### [Task prompt]
Select from the data all lines with the word "barang".

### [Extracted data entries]
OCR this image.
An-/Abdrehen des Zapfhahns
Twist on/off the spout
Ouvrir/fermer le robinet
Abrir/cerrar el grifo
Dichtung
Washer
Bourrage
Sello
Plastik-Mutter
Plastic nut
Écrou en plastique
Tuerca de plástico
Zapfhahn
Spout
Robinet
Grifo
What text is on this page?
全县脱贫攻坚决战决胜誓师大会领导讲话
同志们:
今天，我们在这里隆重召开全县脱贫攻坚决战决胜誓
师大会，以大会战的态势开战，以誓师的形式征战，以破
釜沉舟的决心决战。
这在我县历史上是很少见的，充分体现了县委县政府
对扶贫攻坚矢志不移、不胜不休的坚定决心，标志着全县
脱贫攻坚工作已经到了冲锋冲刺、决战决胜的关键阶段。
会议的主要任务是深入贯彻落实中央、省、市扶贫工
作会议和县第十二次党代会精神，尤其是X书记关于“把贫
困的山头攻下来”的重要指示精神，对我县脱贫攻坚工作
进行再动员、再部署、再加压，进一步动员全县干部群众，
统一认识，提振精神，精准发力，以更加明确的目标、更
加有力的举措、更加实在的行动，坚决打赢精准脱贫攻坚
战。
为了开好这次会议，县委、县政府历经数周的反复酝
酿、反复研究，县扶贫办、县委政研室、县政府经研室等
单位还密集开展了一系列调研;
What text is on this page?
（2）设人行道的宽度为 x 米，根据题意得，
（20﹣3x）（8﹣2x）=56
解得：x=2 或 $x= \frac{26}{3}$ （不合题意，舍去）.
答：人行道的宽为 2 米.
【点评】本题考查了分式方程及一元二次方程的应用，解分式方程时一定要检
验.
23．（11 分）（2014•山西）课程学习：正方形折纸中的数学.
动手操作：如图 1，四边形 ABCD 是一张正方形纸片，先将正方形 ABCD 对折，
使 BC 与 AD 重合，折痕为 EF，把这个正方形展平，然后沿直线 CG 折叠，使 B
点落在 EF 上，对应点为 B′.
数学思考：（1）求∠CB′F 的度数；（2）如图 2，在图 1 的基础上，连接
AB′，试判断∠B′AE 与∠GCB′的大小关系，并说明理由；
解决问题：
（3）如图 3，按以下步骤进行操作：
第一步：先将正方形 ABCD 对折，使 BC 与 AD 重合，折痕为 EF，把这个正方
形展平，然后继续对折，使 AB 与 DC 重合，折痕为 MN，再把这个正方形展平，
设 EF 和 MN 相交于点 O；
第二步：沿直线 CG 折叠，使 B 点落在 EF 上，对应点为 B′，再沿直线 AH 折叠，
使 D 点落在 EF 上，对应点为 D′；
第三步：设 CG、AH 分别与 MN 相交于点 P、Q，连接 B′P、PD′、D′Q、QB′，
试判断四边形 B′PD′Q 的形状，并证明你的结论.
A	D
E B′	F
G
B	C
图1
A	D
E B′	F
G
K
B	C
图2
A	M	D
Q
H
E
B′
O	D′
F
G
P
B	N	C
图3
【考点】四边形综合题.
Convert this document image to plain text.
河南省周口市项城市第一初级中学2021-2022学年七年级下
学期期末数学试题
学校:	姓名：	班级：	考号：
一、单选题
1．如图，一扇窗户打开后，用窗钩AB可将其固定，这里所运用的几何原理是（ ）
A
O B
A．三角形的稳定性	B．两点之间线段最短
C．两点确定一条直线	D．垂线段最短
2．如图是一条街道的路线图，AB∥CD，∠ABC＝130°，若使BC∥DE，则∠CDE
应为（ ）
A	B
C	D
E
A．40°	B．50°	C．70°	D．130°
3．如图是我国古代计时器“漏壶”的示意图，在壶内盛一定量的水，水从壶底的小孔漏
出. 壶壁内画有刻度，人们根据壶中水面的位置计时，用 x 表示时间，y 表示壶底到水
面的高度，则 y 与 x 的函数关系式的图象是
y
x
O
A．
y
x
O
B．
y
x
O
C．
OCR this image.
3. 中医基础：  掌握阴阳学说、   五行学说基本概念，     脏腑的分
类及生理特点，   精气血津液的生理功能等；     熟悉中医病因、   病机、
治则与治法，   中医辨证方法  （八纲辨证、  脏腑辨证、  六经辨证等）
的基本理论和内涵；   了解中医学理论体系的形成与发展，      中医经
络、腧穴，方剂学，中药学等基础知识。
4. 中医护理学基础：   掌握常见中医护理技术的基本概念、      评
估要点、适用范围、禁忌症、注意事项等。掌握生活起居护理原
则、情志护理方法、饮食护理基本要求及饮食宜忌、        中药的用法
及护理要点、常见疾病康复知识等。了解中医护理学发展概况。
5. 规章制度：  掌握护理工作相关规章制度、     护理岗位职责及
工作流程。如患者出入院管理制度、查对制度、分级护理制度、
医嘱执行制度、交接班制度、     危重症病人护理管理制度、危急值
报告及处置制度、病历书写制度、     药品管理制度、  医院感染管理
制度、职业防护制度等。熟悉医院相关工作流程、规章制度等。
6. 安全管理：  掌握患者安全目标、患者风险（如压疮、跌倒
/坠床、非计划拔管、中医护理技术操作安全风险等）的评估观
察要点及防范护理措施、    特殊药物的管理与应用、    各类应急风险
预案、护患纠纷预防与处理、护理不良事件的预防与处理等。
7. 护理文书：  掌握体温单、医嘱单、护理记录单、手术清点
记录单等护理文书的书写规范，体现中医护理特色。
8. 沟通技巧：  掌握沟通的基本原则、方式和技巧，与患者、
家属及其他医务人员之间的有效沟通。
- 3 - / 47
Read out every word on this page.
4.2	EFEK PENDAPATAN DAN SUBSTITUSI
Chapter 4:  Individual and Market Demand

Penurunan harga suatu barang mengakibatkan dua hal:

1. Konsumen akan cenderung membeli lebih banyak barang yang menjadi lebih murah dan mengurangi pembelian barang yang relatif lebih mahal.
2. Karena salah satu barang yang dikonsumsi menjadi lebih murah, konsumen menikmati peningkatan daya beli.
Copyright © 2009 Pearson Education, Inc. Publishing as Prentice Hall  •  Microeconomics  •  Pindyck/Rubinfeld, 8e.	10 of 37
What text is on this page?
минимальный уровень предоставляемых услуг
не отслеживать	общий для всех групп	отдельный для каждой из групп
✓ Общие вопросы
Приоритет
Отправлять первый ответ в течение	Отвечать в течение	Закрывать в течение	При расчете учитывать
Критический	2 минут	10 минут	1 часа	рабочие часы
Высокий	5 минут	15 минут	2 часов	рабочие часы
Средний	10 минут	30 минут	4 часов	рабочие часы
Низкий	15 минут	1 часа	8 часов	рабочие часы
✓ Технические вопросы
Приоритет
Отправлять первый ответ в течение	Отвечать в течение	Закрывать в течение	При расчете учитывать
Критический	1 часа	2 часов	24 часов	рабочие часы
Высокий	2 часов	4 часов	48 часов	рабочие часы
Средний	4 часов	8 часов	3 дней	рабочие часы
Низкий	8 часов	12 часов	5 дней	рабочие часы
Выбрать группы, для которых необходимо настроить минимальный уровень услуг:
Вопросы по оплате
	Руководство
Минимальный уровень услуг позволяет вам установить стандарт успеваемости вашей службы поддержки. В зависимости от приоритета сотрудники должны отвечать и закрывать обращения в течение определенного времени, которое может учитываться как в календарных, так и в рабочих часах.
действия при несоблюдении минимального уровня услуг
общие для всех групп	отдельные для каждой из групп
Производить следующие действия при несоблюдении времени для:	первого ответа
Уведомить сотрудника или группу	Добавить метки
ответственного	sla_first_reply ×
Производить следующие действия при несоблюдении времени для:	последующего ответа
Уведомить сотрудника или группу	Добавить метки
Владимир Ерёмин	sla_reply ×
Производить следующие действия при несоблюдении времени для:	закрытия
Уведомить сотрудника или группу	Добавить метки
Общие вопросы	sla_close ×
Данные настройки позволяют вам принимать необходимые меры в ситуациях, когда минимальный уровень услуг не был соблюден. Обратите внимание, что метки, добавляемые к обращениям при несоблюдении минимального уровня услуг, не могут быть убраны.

### [Result]
Penurunan harga suatu barang mengakibatkan dua hal:
1. Konsumen akan cenderung membeli lebih banyak barang yang menjadi lebih murah dan mengurangi pembelian barang yang relatif lebih mahal.
2. Karena salah satu barang yang dikonsumsi menjadi lebih murah, konsumen menikmati peningkatan daya beli.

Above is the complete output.